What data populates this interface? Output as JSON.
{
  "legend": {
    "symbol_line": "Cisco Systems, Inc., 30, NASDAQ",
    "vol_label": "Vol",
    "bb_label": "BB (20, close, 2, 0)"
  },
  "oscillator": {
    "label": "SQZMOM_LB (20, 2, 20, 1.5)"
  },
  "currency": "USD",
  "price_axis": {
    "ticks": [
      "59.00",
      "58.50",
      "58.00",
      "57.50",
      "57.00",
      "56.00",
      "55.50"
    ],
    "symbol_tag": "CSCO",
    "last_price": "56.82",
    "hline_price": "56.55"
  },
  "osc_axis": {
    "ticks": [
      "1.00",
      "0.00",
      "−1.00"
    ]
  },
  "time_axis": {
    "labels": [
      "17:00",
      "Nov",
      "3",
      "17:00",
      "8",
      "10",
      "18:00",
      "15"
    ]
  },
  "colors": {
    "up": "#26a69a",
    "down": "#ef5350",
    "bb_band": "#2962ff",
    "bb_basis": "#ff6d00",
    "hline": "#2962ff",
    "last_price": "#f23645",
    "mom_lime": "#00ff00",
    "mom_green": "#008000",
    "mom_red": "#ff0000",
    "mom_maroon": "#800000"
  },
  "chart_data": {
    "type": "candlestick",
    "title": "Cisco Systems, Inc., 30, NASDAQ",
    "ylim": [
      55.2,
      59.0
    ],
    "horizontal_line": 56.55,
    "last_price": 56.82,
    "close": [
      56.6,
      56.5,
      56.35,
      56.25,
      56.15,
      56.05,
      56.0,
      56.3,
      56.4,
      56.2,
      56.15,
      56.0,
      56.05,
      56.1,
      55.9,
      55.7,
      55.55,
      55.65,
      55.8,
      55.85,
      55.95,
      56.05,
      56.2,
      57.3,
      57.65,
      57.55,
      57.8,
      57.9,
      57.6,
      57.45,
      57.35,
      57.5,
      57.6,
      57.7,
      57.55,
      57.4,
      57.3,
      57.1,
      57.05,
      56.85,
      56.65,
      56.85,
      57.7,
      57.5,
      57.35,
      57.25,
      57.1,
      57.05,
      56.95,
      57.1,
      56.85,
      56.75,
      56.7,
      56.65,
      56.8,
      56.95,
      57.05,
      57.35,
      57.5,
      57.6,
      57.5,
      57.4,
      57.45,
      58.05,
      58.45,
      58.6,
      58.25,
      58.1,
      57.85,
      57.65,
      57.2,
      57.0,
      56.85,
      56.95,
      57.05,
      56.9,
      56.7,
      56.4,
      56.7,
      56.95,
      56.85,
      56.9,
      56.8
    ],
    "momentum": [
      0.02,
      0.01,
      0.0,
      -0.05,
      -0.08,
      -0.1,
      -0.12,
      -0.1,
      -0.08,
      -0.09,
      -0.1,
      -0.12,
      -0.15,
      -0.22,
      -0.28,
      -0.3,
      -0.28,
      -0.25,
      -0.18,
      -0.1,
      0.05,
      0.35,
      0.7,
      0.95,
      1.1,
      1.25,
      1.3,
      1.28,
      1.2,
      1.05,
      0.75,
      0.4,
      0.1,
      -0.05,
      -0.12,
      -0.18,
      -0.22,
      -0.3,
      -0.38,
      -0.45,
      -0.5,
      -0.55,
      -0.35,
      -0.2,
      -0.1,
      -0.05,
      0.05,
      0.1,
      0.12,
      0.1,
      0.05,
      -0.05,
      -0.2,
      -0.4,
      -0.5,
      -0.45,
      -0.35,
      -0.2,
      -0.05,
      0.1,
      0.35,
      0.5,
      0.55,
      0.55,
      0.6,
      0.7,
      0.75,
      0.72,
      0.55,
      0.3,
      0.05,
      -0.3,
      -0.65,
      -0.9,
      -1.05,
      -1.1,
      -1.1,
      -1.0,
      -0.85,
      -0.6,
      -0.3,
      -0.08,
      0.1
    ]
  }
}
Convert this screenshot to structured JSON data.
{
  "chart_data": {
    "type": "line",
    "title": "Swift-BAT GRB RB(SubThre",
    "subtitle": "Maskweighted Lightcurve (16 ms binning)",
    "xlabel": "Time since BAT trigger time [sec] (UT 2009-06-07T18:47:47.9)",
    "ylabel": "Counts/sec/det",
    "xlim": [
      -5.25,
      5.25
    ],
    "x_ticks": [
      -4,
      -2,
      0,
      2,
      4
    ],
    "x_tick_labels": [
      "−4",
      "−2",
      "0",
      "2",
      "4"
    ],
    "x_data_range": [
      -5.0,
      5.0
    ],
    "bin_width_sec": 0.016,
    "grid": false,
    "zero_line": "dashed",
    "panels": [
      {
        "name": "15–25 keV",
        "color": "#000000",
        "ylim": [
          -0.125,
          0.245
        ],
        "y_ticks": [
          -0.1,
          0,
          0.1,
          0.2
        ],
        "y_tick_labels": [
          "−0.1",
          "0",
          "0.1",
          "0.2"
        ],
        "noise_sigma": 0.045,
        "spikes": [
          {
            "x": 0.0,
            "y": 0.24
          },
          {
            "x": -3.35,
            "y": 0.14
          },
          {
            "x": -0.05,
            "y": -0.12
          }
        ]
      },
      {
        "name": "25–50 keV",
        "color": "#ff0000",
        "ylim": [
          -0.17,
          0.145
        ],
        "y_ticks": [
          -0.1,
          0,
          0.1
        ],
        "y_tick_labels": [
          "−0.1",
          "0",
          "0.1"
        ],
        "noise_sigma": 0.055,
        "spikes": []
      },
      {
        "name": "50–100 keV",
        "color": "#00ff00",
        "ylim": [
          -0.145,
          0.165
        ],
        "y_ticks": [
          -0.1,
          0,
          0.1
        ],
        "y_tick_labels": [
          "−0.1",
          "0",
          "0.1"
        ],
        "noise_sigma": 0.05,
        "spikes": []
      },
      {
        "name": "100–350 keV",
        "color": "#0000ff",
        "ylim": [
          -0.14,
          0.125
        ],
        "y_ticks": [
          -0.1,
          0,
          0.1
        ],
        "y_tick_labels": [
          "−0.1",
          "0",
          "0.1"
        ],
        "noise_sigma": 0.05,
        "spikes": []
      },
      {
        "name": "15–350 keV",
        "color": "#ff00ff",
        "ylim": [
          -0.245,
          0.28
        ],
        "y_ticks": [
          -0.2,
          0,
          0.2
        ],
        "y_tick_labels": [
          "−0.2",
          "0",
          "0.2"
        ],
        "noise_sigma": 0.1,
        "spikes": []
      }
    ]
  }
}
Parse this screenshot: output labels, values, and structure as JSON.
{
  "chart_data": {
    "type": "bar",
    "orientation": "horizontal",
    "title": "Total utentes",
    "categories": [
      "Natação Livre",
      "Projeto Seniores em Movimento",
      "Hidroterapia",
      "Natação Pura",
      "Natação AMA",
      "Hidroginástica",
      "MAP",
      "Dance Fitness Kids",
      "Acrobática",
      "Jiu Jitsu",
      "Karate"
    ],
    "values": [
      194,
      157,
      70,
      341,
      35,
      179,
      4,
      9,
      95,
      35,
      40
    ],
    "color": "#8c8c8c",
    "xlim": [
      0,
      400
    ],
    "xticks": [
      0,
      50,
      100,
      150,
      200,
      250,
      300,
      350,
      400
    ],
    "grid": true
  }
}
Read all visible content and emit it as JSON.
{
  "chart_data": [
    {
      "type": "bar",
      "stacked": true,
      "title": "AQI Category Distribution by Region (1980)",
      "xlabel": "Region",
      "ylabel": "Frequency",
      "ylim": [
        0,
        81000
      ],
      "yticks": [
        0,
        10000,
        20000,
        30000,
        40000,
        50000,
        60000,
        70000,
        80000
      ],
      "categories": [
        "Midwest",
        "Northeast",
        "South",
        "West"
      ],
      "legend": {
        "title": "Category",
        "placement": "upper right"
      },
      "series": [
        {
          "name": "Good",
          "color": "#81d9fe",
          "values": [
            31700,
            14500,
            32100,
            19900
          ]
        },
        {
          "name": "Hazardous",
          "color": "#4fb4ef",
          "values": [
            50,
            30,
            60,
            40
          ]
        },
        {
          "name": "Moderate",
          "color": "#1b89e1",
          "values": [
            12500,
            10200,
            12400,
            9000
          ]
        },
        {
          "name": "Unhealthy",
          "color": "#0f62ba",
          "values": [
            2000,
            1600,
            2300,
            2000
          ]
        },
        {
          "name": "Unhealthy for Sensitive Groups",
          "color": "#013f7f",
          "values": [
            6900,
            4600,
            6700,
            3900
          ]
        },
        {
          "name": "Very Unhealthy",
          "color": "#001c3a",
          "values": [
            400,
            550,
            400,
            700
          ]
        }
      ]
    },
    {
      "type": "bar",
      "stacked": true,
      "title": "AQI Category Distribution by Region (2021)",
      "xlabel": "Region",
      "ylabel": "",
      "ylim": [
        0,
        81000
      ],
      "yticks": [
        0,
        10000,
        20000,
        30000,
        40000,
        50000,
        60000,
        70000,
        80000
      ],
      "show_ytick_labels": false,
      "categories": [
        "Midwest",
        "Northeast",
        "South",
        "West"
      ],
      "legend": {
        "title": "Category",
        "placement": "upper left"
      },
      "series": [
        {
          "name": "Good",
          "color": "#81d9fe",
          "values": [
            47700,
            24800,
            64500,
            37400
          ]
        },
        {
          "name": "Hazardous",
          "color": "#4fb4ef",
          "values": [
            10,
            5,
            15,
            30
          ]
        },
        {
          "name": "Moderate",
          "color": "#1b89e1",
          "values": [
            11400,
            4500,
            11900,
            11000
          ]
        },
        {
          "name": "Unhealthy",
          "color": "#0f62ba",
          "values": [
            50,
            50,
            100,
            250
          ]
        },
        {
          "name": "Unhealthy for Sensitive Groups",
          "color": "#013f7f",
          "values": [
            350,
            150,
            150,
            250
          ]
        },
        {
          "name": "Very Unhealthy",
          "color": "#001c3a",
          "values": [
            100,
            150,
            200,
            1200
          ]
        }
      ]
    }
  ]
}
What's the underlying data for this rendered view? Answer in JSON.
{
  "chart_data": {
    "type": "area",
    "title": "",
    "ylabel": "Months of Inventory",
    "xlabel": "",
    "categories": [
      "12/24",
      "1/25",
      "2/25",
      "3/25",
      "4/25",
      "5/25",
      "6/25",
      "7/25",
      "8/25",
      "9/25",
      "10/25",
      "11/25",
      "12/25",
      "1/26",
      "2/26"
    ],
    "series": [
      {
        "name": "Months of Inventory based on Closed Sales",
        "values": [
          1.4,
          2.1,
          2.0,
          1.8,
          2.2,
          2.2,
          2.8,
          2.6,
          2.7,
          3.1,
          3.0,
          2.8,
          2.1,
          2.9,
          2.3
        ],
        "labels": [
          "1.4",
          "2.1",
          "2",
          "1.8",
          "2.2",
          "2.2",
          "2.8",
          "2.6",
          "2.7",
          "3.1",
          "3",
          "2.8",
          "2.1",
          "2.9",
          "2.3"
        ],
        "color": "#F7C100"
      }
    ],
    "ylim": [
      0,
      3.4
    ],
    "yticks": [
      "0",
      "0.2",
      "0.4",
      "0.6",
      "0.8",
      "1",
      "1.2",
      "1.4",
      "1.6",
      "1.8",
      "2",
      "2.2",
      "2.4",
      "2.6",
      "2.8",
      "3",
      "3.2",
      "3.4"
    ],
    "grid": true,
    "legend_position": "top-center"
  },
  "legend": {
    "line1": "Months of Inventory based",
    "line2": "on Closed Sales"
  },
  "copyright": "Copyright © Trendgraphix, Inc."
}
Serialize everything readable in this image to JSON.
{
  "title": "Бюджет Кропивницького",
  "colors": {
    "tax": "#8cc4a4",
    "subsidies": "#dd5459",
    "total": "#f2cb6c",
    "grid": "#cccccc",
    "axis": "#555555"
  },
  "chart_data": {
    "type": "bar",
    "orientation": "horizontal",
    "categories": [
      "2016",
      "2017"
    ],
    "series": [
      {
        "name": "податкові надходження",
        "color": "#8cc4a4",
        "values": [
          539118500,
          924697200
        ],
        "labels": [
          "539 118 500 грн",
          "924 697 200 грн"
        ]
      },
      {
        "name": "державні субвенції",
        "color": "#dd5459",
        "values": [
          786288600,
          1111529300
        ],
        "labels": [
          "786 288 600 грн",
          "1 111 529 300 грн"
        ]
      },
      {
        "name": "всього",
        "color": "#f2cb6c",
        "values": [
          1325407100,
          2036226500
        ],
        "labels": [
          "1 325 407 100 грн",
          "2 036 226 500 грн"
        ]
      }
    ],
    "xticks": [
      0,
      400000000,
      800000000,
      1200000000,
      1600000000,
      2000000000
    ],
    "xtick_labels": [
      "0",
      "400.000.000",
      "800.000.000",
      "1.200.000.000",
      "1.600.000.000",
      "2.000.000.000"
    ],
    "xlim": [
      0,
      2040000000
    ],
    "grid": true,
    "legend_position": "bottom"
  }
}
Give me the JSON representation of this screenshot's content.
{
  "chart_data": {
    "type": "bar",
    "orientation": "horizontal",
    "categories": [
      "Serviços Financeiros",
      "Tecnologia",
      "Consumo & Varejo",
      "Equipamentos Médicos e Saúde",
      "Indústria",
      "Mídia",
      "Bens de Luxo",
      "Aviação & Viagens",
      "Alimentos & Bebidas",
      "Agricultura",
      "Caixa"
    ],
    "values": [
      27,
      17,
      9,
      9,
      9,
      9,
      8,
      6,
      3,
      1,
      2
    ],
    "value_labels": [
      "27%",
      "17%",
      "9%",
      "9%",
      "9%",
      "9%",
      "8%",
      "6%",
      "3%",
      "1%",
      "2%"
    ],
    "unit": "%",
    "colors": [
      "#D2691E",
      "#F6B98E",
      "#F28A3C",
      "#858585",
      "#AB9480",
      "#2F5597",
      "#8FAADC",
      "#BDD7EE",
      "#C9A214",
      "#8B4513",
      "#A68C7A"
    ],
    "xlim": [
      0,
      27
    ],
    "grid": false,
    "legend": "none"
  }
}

EXERCISE REQUIREMENTS> Extract from the data every line where "Systems" shows up.

RESULT BELOW>
    "symbol_line": "Cisco Systems, Inc., 30, NASDAQ",
    "title": "Cisco Systems, Inc., 30, NASDAQ",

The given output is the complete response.